# EXERCISE DIRECTIONS
Output the material below in full, exactly as it is.
══ SOURCE DATA
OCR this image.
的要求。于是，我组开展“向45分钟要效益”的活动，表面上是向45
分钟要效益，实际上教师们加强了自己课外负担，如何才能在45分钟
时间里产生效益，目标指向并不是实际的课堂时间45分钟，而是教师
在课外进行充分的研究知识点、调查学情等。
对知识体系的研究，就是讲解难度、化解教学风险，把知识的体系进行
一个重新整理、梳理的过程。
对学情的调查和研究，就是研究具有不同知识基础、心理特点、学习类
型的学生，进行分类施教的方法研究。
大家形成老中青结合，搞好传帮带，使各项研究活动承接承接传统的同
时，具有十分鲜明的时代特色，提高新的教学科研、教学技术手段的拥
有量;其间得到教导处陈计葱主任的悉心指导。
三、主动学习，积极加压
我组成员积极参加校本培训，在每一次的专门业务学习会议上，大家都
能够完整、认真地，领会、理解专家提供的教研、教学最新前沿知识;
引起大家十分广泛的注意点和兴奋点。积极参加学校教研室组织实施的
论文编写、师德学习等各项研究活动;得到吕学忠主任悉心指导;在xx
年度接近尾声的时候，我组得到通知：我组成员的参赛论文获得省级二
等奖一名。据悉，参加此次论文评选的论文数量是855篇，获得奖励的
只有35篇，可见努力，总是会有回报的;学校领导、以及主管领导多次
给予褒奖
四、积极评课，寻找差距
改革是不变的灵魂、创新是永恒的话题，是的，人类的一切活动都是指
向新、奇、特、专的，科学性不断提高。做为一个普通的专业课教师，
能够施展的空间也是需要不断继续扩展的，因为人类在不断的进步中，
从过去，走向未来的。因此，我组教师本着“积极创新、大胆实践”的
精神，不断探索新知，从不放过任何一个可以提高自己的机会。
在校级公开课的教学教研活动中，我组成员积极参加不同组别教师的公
════
# CORRECT ANSWER
OCR this image.
的要求。于是，我组开展“向45分钟要效益”的活动，表面上是向45
分钟要效益，实际上教师们加强了自己课外负担，如何才能在45分钟
时间里产生效益，目标指向并不是实际的课堂时间45分钟，而是教师
在课外进行充分的研究知识点、调查学情等。
对知识体系的研究，就是讲解难度、化解教学风险，把知识的体系进行
一个重新整理、梳理的过程。
对学情的调查和研究，就是研究具有不同知识基础、心理特点、学习类
型的学生，进行分类施教的方法研究。
大家形成老中青结合，搞好传帮带，使各项研究活动承接承接传统的同
时，具有十分鲜明的时代特色，提高新的教学科研、教学技术手段的拥
有量;其间得到教导处陈计葱主任的悉心指导。
三、主动学习，积极加压
我组成员积极参加校本培训，在每一次的专门业务学习会议上，大家都
能够完整、认真地，领会、理解专家提供的教研、教学最新前沿知识;
引起大家十分广泛的注意点和兴奋点。积极参加学校教研室组织实施的
论文编写、师德学习等各项研究活动;得到吕学忠主任悉心指导;在xx
年度接近尾声的时候，我组得到通知：我组成员的参赛论文获得省级二
等奖一名。据悉，参加此次论文评选的论文数量是855篇，获得奖励的
只有35篇，可见努力，总是会有回报的;学校领导、以及主管领导多次
给予褒奖
四、积极评课，寻找差距
改革是不变的灵魂、创新是永恒的话题，是的，人类的一切活动都是指
向新、奇、特、专的，科学性不断提高。做为一个普通的专业课教师，
能够施展的空间也是需要不断继续扩展的，因为人类在不断的进步中，
从过去，走向未来的。因此，我组教师本着“积极创新、大胆实践”的
精神，不断探索新知，从不放过任何一个可以提高自己的机会。
在校级公开课的教学教研活动中，我组成员积极参加不同组别教师的公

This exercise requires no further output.